#### WORK TO DO:
Could you set out the following lines as a numbered list, skipping any blank ones?

* START RECORDED INFORMATION *

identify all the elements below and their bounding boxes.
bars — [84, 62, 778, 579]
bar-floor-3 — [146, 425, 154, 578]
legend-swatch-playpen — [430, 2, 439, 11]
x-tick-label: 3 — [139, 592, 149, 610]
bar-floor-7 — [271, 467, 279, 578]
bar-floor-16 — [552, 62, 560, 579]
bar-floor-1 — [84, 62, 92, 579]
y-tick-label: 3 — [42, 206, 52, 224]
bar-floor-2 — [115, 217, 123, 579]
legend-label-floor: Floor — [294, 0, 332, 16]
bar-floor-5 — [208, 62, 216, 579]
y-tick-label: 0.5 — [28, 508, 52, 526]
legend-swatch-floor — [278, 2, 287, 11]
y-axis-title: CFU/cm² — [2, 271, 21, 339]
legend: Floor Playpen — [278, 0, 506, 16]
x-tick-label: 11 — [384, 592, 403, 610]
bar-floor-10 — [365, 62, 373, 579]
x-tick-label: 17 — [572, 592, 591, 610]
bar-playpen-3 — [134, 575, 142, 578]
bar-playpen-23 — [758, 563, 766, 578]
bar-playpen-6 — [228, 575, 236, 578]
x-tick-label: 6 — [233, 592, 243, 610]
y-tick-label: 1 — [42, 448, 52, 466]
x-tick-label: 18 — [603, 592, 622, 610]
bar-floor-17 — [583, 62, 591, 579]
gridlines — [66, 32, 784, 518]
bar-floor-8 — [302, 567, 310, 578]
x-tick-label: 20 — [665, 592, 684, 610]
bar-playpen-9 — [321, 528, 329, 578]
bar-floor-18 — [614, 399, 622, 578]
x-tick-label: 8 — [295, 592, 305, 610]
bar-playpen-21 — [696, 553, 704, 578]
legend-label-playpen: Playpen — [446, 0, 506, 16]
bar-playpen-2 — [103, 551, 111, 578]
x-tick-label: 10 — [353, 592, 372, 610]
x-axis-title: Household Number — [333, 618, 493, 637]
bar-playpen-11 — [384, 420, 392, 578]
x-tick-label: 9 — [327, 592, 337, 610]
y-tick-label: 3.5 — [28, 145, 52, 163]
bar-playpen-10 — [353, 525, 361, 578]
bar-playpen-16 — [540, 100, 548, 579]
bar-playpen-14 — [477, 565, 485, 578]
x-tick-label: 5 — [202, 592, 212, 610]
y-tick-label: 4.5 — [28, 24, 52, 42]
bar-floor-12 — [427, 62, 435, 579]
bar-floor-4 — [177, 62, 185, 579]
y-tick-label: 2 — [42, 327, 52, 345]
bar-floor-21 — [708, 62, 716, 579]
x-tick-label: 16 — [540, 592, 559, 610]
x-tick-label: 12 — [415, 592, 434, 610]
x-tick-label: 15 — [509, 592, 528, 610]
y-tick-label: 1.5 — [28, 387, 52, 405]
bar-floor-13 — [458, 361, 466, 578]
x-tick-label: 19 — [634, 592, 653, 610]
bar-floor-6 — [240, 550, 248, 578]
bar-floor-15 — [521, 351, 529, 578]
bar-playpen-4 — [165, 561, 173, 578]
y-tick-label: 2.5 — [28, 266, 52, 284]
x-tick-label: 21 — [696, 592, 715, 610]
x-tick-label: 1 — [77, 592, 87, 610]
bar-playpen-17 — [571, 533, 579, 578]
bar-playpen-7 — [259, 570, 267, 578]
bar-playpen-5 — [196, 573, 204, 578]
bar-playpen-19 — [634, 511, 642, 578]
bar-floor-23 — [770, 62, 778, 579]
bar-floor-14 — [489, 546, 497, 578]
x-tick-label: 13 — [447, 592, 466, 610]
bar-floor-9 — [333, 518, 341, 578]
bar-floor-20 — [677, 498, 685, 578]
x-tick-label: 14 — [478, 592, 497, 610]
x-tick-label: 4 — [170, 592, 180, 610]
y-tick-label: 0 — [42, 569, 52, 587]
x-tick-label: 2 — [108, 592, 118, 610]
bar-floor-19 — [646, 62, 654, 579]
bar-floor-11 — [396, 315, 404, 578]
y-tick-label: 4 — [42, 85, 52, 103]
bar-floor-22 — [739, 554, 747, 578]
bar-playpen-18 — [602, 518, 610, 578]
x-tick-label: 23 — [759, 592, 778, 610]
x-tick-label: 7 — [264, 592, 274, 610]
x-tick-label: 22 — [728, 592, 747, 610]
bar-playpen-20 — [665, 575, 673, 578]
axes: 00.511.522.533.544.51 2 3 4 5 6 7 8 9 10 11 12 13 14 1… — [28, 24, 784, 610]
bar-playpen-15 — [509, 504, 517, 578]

* END RECORDED INFORMATION *

#### TASK RESULT:
1. identify all the elements below and their bounding boxes.
2. bars — [84, 62, 778, 579]
3. bar-floor-3 — [146, 425, 154, 578]
4. legend-swatch-playpen — [430, 2, 439, 11]
5. x-tick-label: 3 — [139, 592, 149, 610]
6. bar-floor-7 — [271, 467, 279, 578]
7. bar-floor-16 — [552, 62, 560, 579]
8. bar-floor-1 — [84, 62, 92, 579]
9. y-tick-label: 3 — [42, 206, 52, 224]
10. bar-floor-2 — [115, 217, 123, 579]
11. legend-label-floor: Floor — [294, 0, 332, 16]
12. bar-floor-5 — [208, 62, 216, 579]
13. y-tick-label: 0.5 — [28, 508, 52, 526]
14. legend-swatch-floor — [278, 2, 287, 11]
15. y-axis-title: CFU/cm² — [2, 271, 21, 339]
16. legend: Floor Playpen — [278, 0, 506, 16]
17. x-tick-label: 11 — [384, 592, 403, 610]
18. bar-floor-10 — [365, 62, 373, 579]
19. x-tick-label: 17 — [572, 592, 591, 610]
20. bar-playpen-3 — [134, 575, 142, 578]
21. bar-playpen-23 — [758, 563, 766, 578]
22. bar-playpen-6 — [228, 575, 236, 578]
23. x-tick-label: 6 — [233, 592, 243, 610]
24. y-tick-label: 1 — [42, 448, 52, 466]
25. x-tick-label: 18 — [603, 592, 622, 610]
26. bar-floor-17 — [583, 62, 591, 579]
27. gridlines — [66, 32, 784, 518]
28. bar-floor-8 — [302, 567, 310, 578]
29. x-tick-label: 20 — [665, 592, 684, 610]
30. bar-playpen-9 — [321, 528, 329, 578]
31. bar-floor-18 — [614, 399, 622, 578]
32. x-tick-label: 8 — [295, 592, 305, 610]
33. bar-playpen-21 — [696, 553, 704, 578]
34. legend-label-playpen: Playpen — [446, 0, 506, 16]
35. bar-playpen-2 — [103, 551, 111, 578]
36. x-tick-label: 10 — [353, 592, 372, 610]
37. x-axis-title: Household Number — [333, 618, 493, 637]
38. bar-playpen-11 — [384, 420, 392, 578]
39. x-tick-label: 9 — [327, 592, 337, 610]
40. y-tick-label: 3.5 — [28, 145, 52, 163]
41. bar-playpen-10 — [353, 525, 361, 578]
42. bar-playpen-16 — [540, 100, 548, 579]
43. bar-playpen-14 — [477, 565, 485, 578]
44. x-tick-label: 5 — [202, 592, 212, 610]
45. y-tick-label: 4.5 — [28, 24, 52, 42]
46. bar-floor-12 — [427, 62, 435, 579]
47. bar-floor-4 — [177, 62, 185, 579]
48. y-tick-label: 2 — [42, 327, 52, 345]
49. bar-floor-21 — [708, 62, 716, 579]
50. x-tick-label: 16 — [540, 592, 559, 610]
51. x-tick-label: 12 — [415, 592, 434, 610]
52. x-tick-label: 15 — [509, 592, 528, 610]
53. y-tick-label: 1.5 — [28, 387, 52, 405]
54. bar-floor-13 — [458, 361, 466, 578]
55. x-tick-label: 19 — [634, 592, 653, 610]
56. bar-floor-6 — [240, 550, 248, 578]
57. bar-floor-15 — [521, 351, 529, 578]
58. bar-playpen-4 — [165, 561, 173, 578]
59. y-tick-label: 2.5 — [28, 266, 52, 284]
60. x-tick-label: 21 — [696, 592, 715, 610]
61. x-tick-label: 1 — [77, 592, 87, 610]
62. bar-playpen-17 — [571, 533, 579, 578]
63. bar-playpen-7 — [259, 570, 267, 578]
64. bar-playpen-5 — [196, 573, 204, 578]
65. bar-playpen-19 — [634, 511, 642, 578]
66. bar-floor-23 — [770, 62, 778, 579]
67. bar-floor-14 — [489, 546, 497, 578]
68. x-tick-label: 13 — [447, 592, 466, 610]
69. bar-floor-9 — [333, 518, 341, 578]
70. bar-floor-20 — [677, 498, 685, 578]
71. x-tick-label: 14 — [478, 592, 497, 610]
72. x-tick-label: 4 — [170, 592, 180, 610]
73. y-tick-label: 0 — [42, 569, 52, 587]
74. x-tick-label: 2 — [108, 592, 118, 610]
75. bar-floor-19 — [646, 62, 654, 579]
76. bar-floor-11 — [396, 315, 404, 578]
77. y-tick-label: 4 — [42, 85, 52, 103]
78. bar-floor-22 — [739, 554, 747, 578]
79. bar-playpen-18 — [602, 518, 610, 578]
80. x-tick-label: 23 — [759, 592, 778, 610]
81. x-tick-label: 7 — [264, 592, 274, 610]
82. x-tick-label: 22 — [728, 592, 747, 610]
83. bar-playpen-20 — [665, 575, 673, 578]
84. axes: 00.511.522.533.544.51 2 3 4 5 6 7 8 9 10 11 12 13 14 1… — [28, 24, 784, 610]
85. bar-playpen-15 — [509, 504, 517, 578]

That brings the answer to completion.